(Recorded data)

_ _ _ _ _ _ _

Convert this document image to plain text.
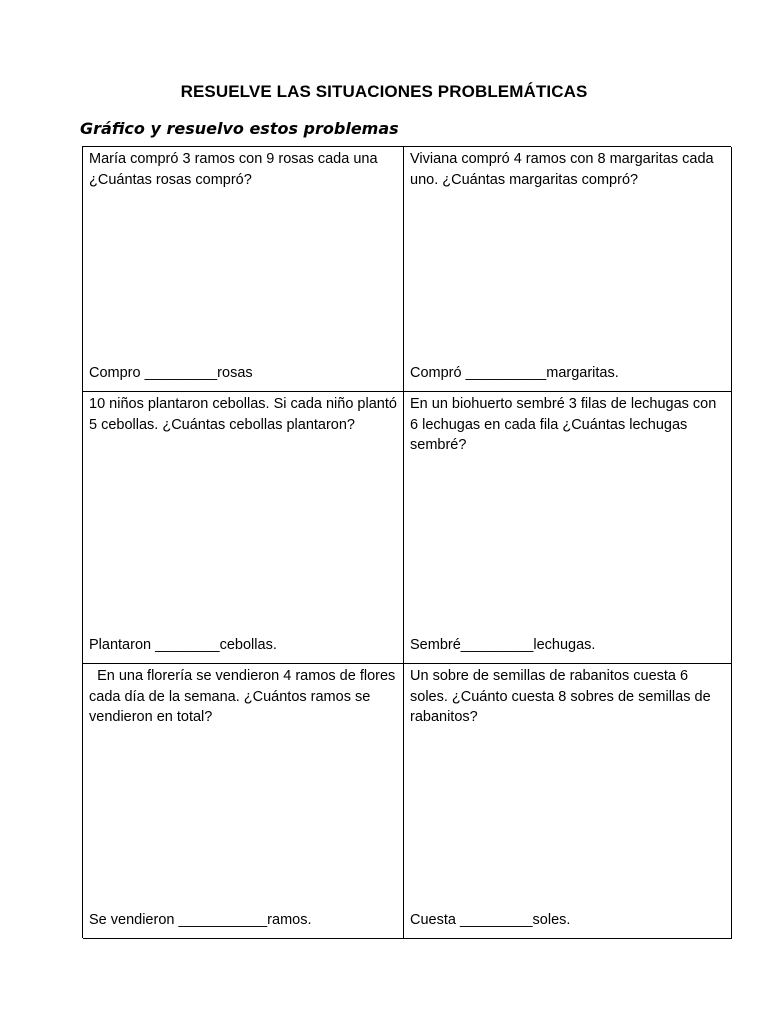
RESUELVE LAS SITUACIONES PROBLEMÁTICAS
Gráfico y resuelvo estos problemas
María compró 3 ramos con 9 rosas cada una ¿Cuántas rosas compró?
Compro _________rosas
Viviana compró 4 ramos con 8 margaritas cada uno. ¿Cuántas margaritas compró?
Compró __________margaritas.
10 niños plantaron cebollas. Si cada niño plantó 5 cebollas. ¿Cuántas cebollas plantaron?
Plantaron ________cebollas.
En un biohuerto sembré 3 filas de lechugas con 6 lechugas en cada fila ¿Cuántas lechugas sembré?
Sembré_________lechugas.
En una florería se vendieron 4 ramos de flores cada día de la semana. ¿Cuántos ramos se vendieron en total?
Se vendieron ___________ramos.
Un sobre de semillas de rabanitos cuesta 6 soles. ¿Cuánto cuesta 8 sobres de semillas de rabanitos?
Cuesta _________soles.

_ _ _ _ _ _ _

Quote all of the entries word for word, omitting any pictures.

Output for this exercise
Convert this document image to plain text.
RESUELVE LAS SITUACIONES PROBLEMÁTICAS
Gráfico y resuelvo estos problemas
María compró 3 ramos con 9 rosas cada una ¿Cuántas rosas compró?
Compro _________rosas
Viviana compró 4 ramos con 8 margaritas cada uno. ¿Cuántas margaritas compró?
Compró __________margaritas.
10 niños plantaron cebollas. Si cada niño plantó 5 cebollas. ¿Cuántas cebollas plantaron?
Plantaron ________cebollas.
En un biohuerto sembré 3 filas de lechugas con 6 lechugas en cada fila ¿Cuántas lechugas sembré?
Sembré_________lechugas.
En una florería se vendieron 4 ramos de flores cada día de la semana. ¿Cuántos ramos se vendieron en total?
Se vendieron ___________ramos.
Un sobre de semillas de rabanitos cuesta 6 soles. ¿Cuánto cuesta 8 sobres de semillas de rabanitos?
Cuesta _________soles.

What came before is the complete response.